EXERCISE AIM » Please transcribe the listing below in full and word for word, without its pictures.

INPUT ROWS »
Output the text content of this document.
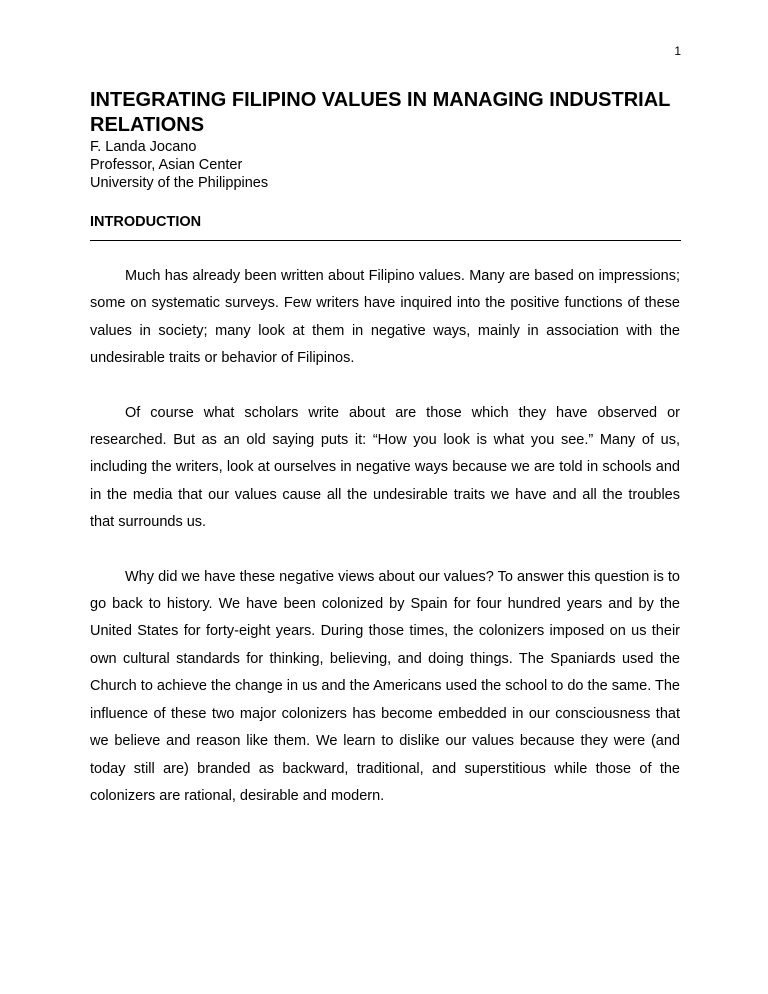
1
INTEGRATING FILIPINO VALUES IN MANAGING INDUSTRIAL RELATIONS

F. Landa Jocano

Professor, Asian Center

University of the Philippines

INTRODUCTION

Much has already been written about Filipino values. Many are based on impressions; some on systematic surveys. Few writers have inquired into the positive functions of these values in society; many look at them in negative ways, mainly in association with the undesirable traits or behavior of Filipinos.

Of course what scholars write about are those which they have observed or researched. But as an old saying puts it: “How you look is what you see.” Many of us, including the writers, look at ourselves in negative ways because we are told in schools and in the media that our values cause all the undesirable traits we have and all the troubles that surrounds us.

Why did we have these negative views about our values? To answer this question is to go back to history. We have been colonized by Spain for four hundred years and by the United States for forty-eight years. During those times, the colonizers imposed on us their own cultural standards for thinking, believing, and doing things. The Spaniards used the Church to achieve the change in us and the Americans used the school to do the same. The influence of these two major colonizers has become embedded in our consciousness that we believe and reason like them. We learn to dislike our values because they were (and today still are) branded as backward, traditional, and superstitious while those of the colonizers are rational, desirable and modern.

RESPONSE BELOW »
Output the text content of this document.
1
INTEGRATING FILIPINO VALUES IN MANAGING INDUSTRIAL RELATIONS

F. Landa Jocano

Professor, Asian Center

University of the Philippines

INTRODUCTION

Much has already been written about Filipino values. Many are based on impressions; some on systematic surveys. Few writers have inquired into the positive functions of these values in society; many look at them in negative ways, mainly in association with the undesirable traits or behavior of Filipinos.

Of course what scholars write about are those which they have observed or researched. But as an old saying puts it: “How you look is what you see.” Many of us, including the writers, look at ourselves in negative ways because we are told in schools and in the media that our values cause all the undesirable traits we have and all the troubles that surrounds us.

Why did we have these negative views about our values? To answer this question is to go back to history. We have been colonized by Spain for four hundred years and by the United States for forty-eight years. During those times, the colonizers imposed on us their own cultural standards for thinking, believing, and doing things. The Spaniards used the Church to achieve the change in us and the Americans used the school to do the same. The influence of these two major colonizers has become embedded in our consciousness that we believe and reason like them. We learn to dislike our values because they were (and today still are) branded as backward, traditional, and superstitious while those of the colonizers are rational, desirable and modern.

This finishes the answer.